start

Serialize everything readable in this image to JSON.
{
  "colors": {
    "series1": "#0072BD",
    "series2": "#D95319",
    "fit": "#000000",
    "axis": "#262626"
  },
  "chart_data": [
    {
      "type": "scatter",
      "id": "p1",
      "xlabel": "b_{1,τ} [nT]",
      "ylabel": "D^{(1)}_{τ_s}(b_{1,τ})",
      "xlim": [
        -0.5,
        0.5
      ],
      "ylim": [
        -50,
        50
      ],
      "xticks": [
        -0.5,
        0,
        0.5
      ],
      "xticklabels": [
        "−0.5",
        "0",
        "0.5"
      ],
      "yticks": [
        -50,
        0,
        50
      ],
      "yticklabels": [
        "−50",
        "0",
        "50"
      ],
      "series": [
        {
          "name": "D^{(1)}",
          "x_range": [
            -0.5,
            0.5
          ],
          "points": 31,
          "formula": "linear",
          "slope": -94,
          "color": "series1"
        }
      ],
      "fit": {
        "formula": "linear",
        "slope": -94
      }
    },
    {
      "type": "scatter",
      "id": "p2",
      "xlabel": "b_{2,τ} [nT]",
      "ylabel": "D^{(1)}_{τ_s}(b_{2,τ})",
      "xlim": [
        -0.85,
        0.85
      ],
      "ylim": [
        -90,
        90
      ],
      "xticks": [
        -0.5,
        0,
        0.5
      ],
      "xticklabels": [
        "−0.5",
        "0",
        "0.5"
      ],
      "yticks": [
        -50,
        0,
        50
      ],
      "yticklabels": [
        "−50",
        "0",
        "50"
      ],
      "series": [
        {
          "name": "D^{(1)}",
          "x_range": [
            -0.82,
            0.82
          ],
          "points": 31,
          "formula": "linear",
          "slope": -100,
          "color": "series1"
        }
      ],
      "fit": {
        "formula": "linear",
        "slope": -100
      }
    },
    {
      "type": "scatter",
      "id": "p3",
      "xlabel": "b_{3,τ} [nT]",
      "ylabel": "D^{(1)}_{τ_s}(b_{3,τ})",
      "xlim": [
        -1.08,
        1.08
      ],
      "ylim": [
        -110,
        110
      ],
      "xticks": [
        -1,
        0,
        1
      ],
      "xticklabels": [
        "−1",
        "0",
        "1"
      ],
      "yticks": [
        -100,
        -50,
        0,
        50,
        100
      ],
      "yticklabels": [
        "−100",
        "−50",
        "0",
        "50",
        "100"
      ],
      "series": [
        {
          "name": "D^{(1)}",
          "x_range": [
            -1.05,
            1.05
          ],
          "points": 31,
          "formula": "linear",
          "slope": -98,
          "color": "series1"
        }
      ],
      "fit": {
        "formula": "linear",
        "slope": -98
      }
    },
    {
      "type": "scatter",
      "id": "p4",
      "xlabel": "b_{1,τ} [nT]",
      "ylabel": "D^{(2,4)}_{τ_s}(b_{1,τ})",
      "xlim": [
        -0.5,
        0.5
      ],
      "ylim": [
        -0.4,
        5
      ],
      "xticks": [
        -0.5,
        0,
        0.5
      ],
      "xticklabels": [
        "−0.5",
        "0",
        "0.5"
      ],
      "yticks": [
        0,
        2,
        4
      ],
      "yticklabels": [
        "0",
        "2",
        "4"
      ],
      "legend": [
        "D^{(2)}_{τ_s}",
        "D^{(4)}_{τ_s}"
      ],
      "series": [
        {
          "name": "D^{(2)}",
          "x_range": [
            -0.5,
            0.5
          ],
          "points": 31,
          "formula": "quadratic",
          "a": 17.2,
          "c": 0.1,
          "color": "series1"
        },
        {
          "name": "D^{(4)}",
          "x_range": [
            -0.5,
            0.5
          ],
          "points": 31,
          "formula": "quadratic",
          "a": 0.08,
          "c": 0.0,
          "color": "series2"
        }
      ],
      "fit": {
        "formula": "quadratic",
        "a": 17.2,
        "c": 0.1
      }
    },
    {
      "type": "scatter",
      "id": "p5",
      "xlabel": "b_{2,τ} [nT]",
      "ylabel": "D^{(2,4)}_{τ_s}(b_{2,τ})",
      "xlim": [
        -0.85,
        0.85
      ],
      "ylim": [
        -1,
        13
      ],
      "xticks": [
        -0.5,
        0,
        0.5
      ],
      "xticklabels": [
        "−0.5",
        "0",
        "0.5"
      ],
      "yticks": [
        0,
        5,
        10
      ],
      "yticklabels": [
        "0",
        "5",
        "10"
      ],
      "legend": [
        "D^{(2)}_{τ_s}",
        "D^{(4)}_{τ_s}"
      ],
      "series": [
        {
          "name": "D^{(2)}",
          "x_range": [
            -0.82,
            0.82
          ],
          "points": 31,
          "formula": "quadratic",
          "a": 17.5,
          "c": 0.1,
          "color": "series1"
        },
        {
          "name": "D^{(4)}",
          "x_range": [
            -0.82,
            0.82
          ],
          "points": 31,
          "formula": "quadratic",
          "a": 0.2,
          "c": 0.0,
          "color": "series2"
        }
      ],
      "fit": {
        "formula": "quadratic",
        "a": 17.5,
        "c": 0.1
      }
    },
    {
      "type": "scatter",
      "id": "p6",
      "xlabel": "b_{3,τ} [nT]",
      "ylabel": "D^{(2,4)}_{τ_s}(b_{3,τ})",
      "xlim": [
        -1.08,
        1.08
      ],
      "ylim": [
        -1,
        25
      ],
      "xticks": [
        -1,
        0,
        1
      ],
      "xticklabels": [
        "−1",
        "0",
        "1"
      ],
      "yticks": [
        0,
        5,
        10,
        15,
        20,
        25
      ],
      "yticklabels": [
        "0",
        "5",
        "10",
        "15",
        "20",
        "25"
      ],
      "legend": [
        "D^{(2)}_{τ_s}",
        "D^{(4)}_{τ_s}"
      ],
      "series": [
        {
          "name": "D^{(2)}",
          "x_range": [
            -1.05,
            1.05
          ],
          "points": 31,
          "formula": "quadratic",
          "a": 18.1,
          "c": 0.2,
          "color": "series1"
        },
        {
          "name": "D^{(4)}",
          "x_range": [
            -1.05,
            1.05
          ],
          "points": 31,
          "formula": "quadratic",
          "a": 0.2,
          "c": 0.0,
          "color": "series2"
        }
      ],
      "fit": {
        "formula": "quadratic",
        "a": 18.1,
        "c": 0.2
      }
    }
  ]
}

end

(INSTRUCTIONS TO FOLLOW):
Return the material exactly as it stands.

(TASK ANSWER):
Serialize everything readable in this image to JSON.
{
  "colors": {
    "series1": "#0072BD",
    "series2": "#D95319",
    "fit": "#000000",
    "axis": "#262626"
  },
  "chart_data": [
    {
      "type": "scatter",
      "id": "p1",
      "xlabel": "b_{1,τ} [nT]",
      "ylabel": "D^{(1)}_{τ_s}(b_{1,τ})",
      "xlim": [
        -0.5,
        0.5
      ],
      "ylim": [
        -50,
        50
      ],
      "xticks": [
        -0.5,
        0,
        0.5
      ],
      "xticklabels": [
        "−0.5",
        "0",
        "0.5"
      ],
      "yticks": [
        -50,
        0,
        50
      ],
      "yticklabels": [
        "−50",
        "0",
        "50"
      ],
      "series": [
        {
          "name": "D^{(1)}",
          "x_range": [
            -0.5,
            0.5
          ],
          "points": 31,
          "formula": "linear",
          "slope": -94,
          "color": "series1"
        }
      ],
      "fit": {
        "formula": "linear",
        "slope": -94
      }
    },
    {
      "type": "scatter",
      "id": "p2",
      "xlabel": "b_{2,τ} [nT]",
      "ylabel": "D^{(1)}_{τ_s}(b_{2,τ})",
      "xlim": [
        -0.85,
        0.85
      ],
      "ylim": [
        -90,
        90
      ],
      "xticks": [
        -0.5,
        0,
        0.5
      ],
      "xticklabels": [
        "−0.5",
        "0",
        "0.5"
      ],
      "yticks": [
        -50,
        0,
        50
      ],
      "yticklabels": [
        "−50",
        "0",
        "50"
      ],
      "series": [
        {
          "name": "D^{(1)}",
          "x_range": [
            -0.82,
            0.82
          ],
          "points": 31,
          "formula": "linear",
          "slope": -100,
          "color": "series1"
        }
      ],
      "fit": {
        "formula": "linear",
        "slope": -100
      }
    },
    {
      "type": "scatter",
      "id": "p3",
      "xlabel": "b_{3,τ} [nT]",
      "ylabel": "D^{(1)}_{τ_s}(b_{3,τ})",
      "xlim": [
        -1.08,
        1.08
      ],
      "ylim": [
        -110,
        110
      ],
      "xticks": [
        -1,
        0,
        1
      ],
      "xticklabels": [
        "−1",
        "0",
        "1"
      ],
      "yticks": [
        -100,
        -50,
        0,
        50,
        100
      ],
      "yticklabels": [
        "−100",
        "−50",
        "0",
        "50",
        "100"
      ],
      "series": [
        {
          "name": "D^{(1)}",
          "x_range": [
            -1.05,
            1.05
          ],
          "points": 31,
          "formula": "linear",
          "slope": -98,
          "color": "series1"
        }
      ],
      "fit": {
        "formula": "linear",
        "slope": -98
      }
    },
    {
      "type": "scatter",
      "id": "p4",
      "xlabel": "b_{1,τ} [nT]",
      "ylabel": "D^{(2,4)}_{τ_s}(b_{1,τ})",
      "xlim": [
        -0.5,
        0.5
      ],
      "ylim": [
        -0.4,
        5
      ],
      "xticks": [
        -0.5,
        0,
        0.5
      ],
      "xticklabels": [
        "−0.5",
        "0",
        "0.5"
      ],
      "yticks": [
        0,
        2,
        4
      ],
      "yticklabels": [
        "0",
        "2",
        "4"
      ],
      "legend": [
        "D^{(2)}_{τ_s}",
        "D^{(4)}_{τ_s}"
      ],
      "series": [
        {
          "name": "D^{(2)}",
          "x_range": [
            -0.5,
            0.5
          ],
          "points": 31,
          "formula": "quadratic",
          "a": 17.2,
          "c": 0.1,
          "color": "series1"
        },
        {
          "name": "D^{(4)}",
          "x_range": [
            -0.5,
            0.5
          ],
          "points": 31,
          "formula": "quadratic",
          "a": 0.08,
          "c": 0.0,
          "color": "series2"
        }
      ],
      "fit": {
        "formula": "quadratic",
        "a": 17.2,
        "c": 0.1
      }
    },
    {
      "type": "scatter",
      "id": "p5",
      "xlabel": "b_{2,τ} [nT]",
      "ylabel": "D^{(2,4)}_{τ_s}(b_{2,τ})",
      "xlim": [
        -0.85,
        0.85
      ],
      "ylim": [
        -1,
        13
      ],
      "xticks": [
        -0.5,
        0,
        0.5
      ],
      "xticklabels": [
        "−0.5",
        "0",
        "0.5"
      ],
      "yticks": [
        0,
        5,
        10
      ],
      "yticklabels": [
        "0",
        "5",
        "10"
      ],
      "legend": [
        "D^{(2)}_{τ_s}",
        "D^{(4)}_{τ_s}"
      ],
      "series": [
        {
          "name": "D^{(2)}",
          "x_range": [
            -0.82,
            0.82
          ],
          "points": 31,
          "formula": "quadratic",
          "a": 17.5,
          "c": 0.1,
          "color": "series1"
        },
        {
          "name": "D^{(4)}",
          "x_range": [
            -0.82,
            0.82
          ],
          "points": 31,
          "formula": "quadratic",
          "a": 0.2,
          "c": 0.0,
          "color": "series2"
        }
      ],
      "fit": {
        "formula": "quadratic",
        "a": 17.5,
        "c": 0.1
      }
    },
    {
      "type": "scatter",
      "id": "p6",
      "xlabel": "b_{3,τ} [nT]",
      "ylabel": "D^{(2,4)}_{τ_s}(b_{3,τ})",
      "xlim": [
        -1.08,
        1.08
      ],
      "ylim": [
        -1,
        25
      ],
      "xticks": [
        -1,
        0,
        1
      ],
      "xticklabels": [
        "−1",
        "0",
        "1"
      ],
      "yticks": [
        0,
        5,
        10,
        15,
        20,
        25
      ],
      "yticklabels": [
        "0",
        "5",
        "10",
        "15",
        "20",
        "25"
      ],
      "legend": [
        "D^{(2)}_{τ_s}",
        "D^{(4)}_{τ_s}"
      ],
      "series": [
        {
          "name": "D^{(2)}",
          "x_range": [
            -1.05,
            1.05
          ],
          "points": 31,
          "formula": "quadratic",
          "a": 18.1,
          "c": 0.2,
          "color": "series1"
        },
        {
          "name": "D^{(4)}",
          "x_range": [
            -1.05,
            1.05
          ],
          "points": 31,
          "formula": "quadratic",
          "a": 0.2,
          "c": 0.0,
          "color": "series2"
        }
      ],
      "fit": {
        "formula": "quadratic",
        "a": 18.1,
        "c": 0.2
      }
    }
  ]
}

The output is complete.